┌─ PROVIDED TEXT

Minister of Environment
- In office 1998–2000
- Prime Minister: Göran Persson
- Preceded by: Anna Lindh
- Succeeded by: Lena Sommestad

Personal details
- Born: 26 March 1943 Gothenburg, Sweden
- Died: 21 December 2002 (aged 59) Stockholm, Sweden
- Party: Swedish Social Democratic Party

= Kjell Larsson =

Swedish politician (1943–2002)

Kjell Larsson (26 March 1943 – 21 December 2002) was a Swedish social democrat politician. He held many positions in the social democratic party and was one of the advisors to leading Swedish social democrats, namely Olof Palme and Ingvar Carlsson. He served as the minister of environment for two years between 1998 and 2000.

==Biography==
Larsson was born in Gothenburg on 26 March 1943. His father was a construction worker.

└─
┌─ SUPPLIED DATA

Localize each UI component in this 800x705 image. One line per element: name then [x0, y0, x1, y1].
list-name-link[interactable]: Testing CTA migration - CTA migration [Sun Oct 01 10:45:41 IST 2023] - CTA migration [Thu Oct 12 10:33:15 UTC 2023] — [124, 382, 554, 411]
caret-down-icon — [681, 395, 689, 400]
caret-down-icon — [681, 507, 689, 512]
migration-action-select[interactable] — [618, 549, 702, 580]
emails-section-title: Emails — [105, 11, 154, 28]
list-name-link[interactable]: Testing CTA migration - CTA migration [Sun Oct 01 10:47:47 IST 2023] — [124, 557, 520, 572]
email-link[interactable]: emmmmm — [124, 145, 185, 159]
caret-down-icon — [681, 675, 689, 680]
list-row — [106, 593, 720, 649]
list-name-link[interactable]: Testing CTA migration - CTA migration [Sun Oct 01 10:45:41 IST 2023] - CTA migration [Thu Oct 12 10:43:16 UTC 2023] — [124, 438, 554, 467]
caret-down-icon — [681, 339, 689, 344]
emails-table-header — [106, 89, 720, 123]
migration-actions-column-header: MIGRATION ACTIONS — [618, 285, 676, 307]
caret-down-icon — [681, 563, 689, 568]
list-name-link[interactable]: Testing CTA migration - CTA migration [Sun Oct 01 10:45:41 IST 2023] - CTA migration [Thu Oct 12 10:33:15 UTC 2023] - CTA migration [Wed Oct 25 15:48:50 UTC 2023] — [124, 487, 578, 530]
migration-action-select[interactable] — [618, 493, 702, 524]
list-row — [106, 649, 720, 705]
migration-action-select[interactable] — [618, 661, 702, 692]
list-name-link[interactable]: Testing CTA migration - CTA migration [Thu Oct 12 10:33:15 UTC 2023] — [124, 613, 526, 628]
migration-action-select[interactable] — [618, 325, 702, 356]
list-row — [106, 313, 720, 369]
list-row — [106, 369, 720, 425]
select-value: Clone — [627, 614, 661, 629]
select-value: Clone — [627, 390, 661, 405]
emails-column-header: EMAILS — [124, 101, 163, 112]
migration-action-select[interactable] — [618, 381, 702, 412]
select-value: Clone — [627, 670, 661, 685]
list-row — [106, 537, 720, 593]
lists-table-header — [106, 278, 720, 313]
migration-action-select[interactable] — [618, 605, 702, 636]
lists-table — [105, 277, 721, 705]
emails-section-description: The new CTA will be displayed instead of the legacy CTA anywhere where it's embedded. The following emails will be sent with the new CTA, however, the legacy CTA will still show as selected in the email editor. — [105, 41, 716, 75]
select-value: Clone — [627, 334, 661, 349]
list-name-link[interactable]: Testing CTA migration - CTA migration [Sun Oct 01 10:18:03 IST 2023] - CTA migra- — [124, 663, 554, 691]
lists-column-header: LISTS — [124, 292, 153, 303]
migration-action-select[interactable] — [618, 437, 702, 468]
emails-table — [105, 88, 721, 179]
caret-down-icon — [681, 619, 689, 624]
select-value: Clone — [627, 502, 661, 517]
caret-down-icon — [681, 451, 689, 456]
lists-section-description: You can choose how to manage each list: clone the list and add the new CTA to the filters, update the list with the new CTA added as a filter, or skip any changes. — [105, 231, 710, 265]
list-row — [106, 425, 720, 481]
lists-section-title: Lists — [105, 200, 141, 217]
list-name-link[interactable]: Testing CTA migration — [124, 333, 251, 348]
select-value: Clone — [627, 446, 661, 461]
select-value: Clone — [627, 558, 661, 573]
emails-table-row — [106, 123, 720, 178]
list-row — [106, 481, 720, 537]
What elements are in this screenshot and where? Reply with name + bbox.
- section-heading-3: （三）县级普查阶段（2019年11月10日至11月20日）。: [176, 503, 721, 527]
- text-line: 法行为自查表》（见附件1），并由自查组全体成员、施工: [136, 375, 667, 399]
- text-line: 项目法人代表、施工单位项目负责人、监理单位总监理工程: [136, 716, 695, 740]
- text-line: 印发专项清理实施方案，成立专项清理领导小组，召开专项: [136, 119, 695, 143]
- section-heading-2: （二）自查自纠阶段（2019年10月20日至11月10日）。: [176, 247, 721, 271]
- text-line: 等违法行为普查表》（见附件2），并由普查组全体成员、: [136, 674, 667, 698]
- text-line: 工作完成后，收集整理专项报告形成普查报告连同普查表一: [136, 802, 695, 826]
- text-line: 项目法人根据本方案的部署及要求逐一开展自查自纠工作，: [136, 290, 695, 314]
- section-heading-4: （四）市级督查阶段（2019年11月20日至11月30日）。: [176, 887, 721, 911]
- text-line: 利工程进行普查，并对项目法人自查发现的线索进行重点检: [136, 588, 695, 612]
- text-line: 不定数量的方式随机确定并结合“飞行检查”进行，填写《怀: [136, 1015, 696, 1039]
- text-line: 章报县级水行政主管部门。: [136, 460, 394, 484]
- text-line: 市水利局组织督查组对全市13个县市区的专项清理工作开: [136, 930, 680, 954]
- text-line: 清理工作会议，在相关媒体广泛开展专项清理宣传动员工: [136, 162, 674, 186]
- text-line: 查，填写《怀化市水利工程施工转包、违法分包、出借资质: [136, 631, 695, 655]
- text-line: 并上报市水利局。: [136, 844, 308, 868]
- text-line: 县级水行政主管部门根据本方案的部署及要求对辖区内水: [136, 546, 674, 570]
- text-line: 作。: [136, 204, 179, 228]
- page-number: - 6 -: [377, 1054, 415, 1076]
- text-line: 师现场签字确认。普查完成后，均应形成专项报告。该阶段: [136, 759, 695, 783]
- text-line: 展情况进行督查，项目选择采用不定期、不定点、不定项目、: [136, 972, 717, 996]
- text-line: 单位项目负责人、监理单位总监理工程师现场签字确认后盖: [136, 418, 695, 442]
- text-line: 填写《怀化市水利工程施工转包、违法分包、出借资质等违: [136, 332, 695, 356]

└─

EXERCISE 1: In the Kjell Larsson text, give the passage again starting at the words "Personal details" and ending after "a construction worker.", with "Gothenburg" changed to "Göteborg" each time it occurs.
EXERCISE 2: Name every person other than Kjell Larsson who is mentioned in the Kjell Larsson text.
EXERCISE 3: According to the Kjell Larsson text, what work did Larsson's father do?

TASK ANSWER 1:
Personal details
- Born: 26 March 1943 Göteborg, Sweden
- Died: 21 December 2002 (aged 59) Stockholm, Sweden
- Party: Swedish Social Democratic Party

= Kjell Larsson =

Swedish politician (1943–2002)

Kjell Larsson (26 March 1943 – 21 December 2002) was a Swedish social democrat politician. He held many positions in the social democratic party and was one of the advisors to leading Swedish social democrats, namely Olof Palme and Ingvar Carlsson. He served as the minister of environment for two years between 1998 and 2000.

==Biography==
Larsson was born in Göteborg on 26 March 1943. His father was a construction worker.

TASK ANSWER 2: Göran Persson, Anna Lindh, Lena Sommestad, Olof Palme, Ingvar Carlsson

TASK ANSWER 3: He was a construction worker.